>> begin Dataset excerpts

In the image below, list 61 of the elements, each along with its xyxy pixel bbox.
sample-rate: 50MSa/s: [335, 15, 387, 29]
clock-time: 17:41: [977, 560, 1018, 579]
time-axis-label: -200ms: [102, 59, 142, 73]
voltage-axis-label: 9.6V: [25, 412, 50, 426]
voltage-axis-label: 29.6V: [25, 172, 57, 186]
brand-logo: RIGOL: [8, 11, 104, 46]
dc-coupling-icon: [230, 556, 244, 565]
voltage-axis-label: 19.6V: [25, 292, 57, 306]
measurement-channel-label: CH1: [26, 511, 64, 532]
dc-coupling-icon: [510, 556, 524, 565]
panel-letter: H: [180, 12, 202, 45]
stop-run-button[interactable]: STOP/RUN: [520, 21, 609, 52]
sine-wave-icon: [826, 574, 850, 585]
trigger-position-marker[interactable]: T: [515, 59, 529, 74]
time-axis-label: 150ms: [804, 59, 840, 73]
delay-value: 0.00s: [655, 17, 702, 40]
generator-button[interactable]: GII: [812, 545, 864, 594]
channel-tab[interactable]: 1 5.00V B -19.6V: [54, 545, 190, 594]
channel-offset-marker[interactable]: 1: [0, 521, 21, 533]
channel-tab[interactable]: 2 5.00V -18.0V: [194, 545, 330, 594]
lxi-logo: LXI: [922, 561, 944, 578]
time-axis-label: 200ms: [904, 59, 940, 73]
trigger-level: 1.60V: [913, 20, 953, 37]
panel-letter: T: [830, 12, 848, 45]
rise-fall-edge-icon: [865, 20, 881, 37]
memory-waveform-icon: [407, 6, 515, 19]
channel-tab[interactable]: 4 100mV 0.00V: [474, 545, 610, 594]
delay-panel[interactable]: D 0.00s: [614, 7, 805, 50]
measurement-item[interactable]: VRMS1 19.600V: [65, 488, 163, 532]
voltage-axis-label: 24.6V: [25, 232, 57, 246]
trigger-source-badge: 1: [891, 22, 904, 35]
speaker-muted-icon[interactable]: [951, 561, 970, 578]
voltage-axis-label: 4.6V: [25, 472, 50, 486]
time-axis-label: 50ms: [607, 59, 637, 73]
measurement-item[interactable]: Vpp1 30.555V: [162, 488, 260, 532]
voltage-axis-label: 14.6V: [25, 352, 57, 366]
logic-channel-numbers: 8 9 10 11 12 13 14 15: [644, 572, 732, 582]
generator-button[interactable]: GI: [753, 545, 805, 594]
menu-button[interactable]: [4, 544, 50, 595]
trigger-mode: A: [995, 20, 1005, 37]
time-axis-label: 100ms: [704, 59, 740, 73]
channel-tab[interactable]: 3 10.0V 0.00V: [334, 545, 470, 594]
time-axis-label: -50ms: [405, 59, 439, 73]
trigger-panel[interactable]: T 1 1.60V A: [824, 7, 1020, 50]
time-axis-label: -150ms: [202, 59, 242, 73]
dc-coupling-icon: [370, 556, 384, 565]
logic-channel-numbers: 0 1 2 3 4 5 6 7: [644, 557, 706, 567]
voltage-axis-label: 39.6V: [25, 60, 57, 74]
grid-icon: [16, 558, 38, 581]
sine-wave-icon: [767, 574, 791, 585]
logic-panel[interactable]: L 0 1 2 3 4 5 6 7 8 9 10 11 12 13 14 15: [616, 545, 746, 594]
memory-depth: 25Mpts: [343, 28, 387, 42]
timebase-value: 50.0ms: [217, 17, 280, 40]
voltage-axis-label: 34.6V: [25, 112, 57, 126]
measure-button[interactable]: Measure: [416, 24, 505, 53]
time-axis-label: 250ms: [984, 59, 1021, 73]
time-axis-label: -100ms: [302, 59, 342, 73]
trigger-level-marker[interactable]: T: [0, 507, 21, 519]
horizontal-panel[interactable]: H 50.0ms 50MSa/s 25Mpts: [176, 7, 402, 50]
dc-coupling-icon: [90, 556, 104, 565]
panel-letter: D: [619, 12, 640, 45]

>> end Dataset excerpts

**Exercise aim**
Format each line of the material above as one string in a JSON list, skipping any blank lines.

**Result of the exercise**
[
  "In the image below, list 61 of the elements, each along with its xyxy pixel bbox.",
  "sample-rate: 50MSa/s: [335, 15, 387, 29]",
  "clock-time: 17:41: [977, 560, 1018, 579]",
  "time-axis-label: -200ms: [102, 59, 142, 73]",
  "voltage-axis-label: 9.6V: [25, 412, 50, 426]",
  "voltage-axis-label: 29.6V: [25, 172, 57, 186]",
  "brand-logo: RIGOL: [8, 11, 104, 46]",
  "dc-coupling-icon: [230, 556, 244, 565]",
  "voltage-axis-label: 19.6V: [25, 292, 57, 306]",
  "measurement-channel-label: CH1: [26, 511, 64, 532]",
  "dc-coupling-icon: [510, 556, 524, 565]",
  "panel-letter: H: [180, 12, 202, 45]",
  "stop-run-button[interactable]: STOP/RUN: [520, 21, 609, 52]",
  "sine-wave-icon: [826, 574, 850, 585]",
  "trigger-position-marker[interactable]: T: [515, 59, 529, 74]",
  "time-axis-label: 150ms: [804, 59, 840, 73]",
  "delay-value: 0.00s: [655, 17, 702, 40]",
  "generator-button[interactable]: GII: [812, 545, 864, 594]",
  "channel-tab[interactable]: 1 5.00V B -19.6V: [54, 545, 190, 594]",
  "channel-offset-marker[interactable]: 1: [0, 521, 21, 533]",
  "channel-tab[interactable]: 2 5.00V -18.0V: [194, 545, 330, 594]",
  "lxi-logo: LXI: [922, 561, 944, 578]",
  "time-axis-label: 200ms: [904, 59, 940, 73]",
  "trigger-level: 1.60V: [913, 20, 953, 37]",
  "panel-letter: T: [830, 12, 848, 45]",
  "rise-fall-edge-icon: [865, 20, 881, 37]",
  "memory-waveform-icon: [407, 6, 515, 19]",
  "channel-tab[interactable]: 4 100mV 0.00V: [474, 545, 610, 594]",
  "delay-panel[interactable]: D 0.00s: [614, 7, 805, 50]",
  "measurement-item[interactable]: VRMS1 19.600V: [65, 488, 163, 532]",
  "voltage-axis-label: 24.6V: [25, 232, 57, 246]",
  "trigger-source-badge: 1: [891, 22, 904, 35]",
  "speaker-muted-icon[interactable]: [951, 561, 970, 578]",
  "voltage-axis-label: 4.6V: [25, 472, 50, 486]",
  "time-axis-label: 50ms: [607, 59, 637, 73]",
  "measurement-item[interactable]: Vpp1 30.555V: [162, 488, 260, 532]",
  "voltage-axis-label: 14.6V: [25, 352, 57, 366]",
  "logic-channel-numbers: 8 9 10 11 12 13 14 15: [644, 572, 732, 582]",
  "generator-button[interactable]: GI: [753, 545, 805, 594]",
  "menu-button[interactable]: [4, 544, 50, 595]",
  "trigger-mode: A: [995, 20, 1005, 37]",
  "time-axis-label: 100ms: [704, 59, 740, 73]",
  "channel-tab[interactable]: 3 10.0V 0.00V: [334, 545, 470, 594]",
  "time-axis-label: -50ms: [405, 59, 439, 73]",
  "trigger-panel[interactable]: T 1 1.60V A: [824, 7, 1020, 50]",
  "time-axis-label: -150ms: [202, 59, 242, 73]",
  "dc-coupling-icon: [370, 556, 384, 565]",
  "logic-channel-numbers: 0 1 2 3 4 5 6 7: [644, 557, 706, 567]",
  "voltage-axis-label: 39.6V: [25, 60, 57, 74]",
  "grid-icon: [16, 558, 38, 581]",
  "sine-wave-icon: [767, 574, 791, 585]",
  "logic-panel[interactable]: L 0 1 2 3 4 5 6 7 8 9 10 11 12 13 14 15: [616, 545, 746, 594]",
  "memory-depth: 25Mpts: [343, 28, 387, 42]",
  "timebase-value: 50.0ms: [217, 17, 280, 40]",
  "voltage-axis-label: 34.6V: [25, 112, 57, 126]",
  "measure-button[interactable]: Measure: [416, 24, 505, 53]",
  "time-axis-label: 250ms: [984, 59, 1021, 73]",
  "time-axis-label: -100ms: [302, 59, 342, 73]",
  "trigger-level-marker[interactable]: T: [0, 507, 21, 519]",
  "horizontal-panel[interactable]: H 50.0ms 50MSa/s 25Mpts: [176, 7, 402, 50]",
  "dc-coupling-icon: [90, 556, 104, 565]",
  "panel-letter: D: [619, 12, 640, 45]"
]